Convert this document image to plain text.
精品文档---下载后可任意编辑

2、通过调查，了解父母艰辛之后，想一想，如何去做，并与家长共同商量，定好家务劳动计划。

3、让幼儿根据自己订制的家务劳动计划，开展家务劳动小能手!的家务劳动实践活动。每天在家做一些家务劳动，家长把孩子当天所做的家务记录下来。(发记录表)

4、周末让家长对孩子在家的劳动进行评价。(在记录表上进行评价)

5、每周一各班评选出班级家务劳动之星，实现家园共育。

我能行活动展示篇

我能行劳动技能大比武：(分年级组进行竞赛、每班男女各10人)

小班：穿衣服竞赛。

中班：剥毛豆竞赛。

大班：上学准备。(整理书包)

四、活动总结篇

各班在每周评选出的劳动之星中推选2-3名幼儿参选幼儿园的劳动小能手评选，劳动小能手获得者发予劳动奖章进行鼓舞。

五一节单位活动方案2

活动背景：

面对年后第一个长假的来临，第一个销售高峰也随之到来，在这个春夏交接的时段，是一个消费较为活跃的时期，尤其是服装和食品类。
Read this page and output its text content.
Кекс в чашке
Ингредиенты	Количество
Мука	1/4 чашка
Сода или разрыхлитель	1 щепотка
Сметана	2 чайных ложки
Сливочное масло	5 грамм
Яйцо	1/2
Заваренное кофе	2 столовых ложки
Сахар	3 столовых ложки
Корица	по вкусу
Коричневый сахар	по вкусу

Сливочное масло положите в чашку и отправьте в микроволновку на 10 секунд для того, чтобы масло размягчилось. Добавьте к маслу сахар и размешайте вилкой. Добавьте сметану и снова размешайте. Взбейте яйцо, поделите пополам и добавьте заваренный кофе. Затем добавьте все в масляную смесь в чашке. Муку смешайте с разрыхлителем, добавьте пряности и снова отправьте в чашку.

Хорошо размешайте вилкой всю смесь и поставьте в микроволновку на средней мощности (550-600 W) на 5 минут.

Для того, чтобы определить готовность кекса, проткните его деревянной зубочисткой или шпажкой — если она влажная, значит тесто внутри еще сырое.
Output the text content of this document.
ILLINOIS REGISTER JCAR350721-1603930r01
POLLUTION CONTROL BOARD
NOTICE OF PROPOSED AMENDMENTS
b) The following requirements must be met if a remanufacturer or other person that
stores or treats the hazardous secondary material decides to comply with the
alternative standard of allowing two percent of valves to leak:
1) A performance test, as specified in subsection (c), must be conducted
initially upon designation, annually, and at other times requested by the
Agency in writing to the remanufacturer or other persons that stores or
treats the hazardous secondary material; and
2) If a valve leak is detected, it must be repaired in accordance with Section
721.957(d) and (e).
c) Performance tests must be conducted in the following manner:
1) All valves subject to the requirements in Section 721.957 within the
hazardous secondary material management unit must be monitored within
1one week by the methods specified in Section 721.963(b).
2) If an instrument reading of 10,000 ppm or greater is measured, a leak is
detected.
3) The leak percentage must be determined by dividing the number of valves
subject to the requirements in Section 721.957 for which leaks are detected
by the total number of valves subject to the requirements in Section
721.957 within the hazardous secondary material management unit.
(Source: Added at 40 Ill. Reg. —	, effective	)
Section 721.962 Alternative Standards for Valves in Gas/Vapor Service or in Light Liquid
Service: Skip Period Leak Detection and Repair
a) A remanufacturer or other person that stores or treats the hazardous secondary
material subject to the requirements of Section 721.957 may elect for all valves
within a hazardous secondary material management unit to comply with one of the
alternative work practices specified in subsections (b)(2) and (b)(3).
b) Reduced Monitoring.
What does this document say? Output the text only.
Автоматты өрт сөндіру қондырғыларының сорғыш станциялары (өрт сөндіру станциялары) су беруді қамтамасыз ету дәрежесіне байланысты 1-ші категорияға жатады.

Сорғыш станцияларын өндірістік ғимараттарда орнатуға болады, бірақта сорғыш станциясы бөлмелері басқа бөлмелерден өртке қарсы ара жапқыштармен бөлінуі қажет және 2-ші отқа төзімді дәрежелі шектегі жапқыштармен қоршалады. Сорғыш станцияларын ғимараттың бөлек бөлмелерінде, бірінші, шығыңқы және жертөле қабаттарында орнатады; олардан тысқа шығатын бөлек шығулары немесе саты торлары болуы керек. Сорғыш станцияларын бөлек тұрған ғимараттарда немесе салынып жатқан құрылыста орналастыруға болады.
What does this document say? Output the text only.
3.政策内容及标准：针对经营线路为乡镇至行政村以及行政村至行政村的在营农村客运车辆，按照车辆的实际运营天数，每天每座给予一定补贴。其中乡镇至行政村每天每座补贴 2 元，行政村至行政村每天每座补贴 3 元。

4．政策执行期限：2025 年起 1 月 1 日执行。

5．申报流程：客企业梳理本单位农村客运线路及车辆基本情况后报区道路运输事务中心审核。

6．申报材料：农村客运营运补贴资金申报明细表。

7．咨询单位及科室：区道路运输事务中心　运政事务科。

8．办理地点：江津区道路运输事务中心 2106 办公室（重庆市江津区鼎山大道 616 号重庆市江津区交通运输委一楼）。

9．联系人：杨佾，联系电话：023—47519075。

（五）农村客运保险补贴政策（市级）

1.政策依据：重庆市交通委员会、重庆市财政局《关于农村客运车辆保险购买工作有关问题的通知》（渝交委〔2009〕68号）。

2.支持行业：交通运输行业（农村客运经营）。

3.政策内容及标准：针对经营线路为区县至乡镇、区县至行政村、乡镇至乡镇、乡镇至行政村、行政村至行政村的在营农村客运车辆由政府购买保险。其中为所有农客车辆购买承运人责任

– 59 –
# # # # # # #
GIVEN TASK:
List the lines of the records where "Service" occurs.

WRITTEN REPLY:
Section 721.962 Alternative Standards for Valves in Gas/Vapor Service or in Light Liquid
Service: Skip Period Leak Detection and Repair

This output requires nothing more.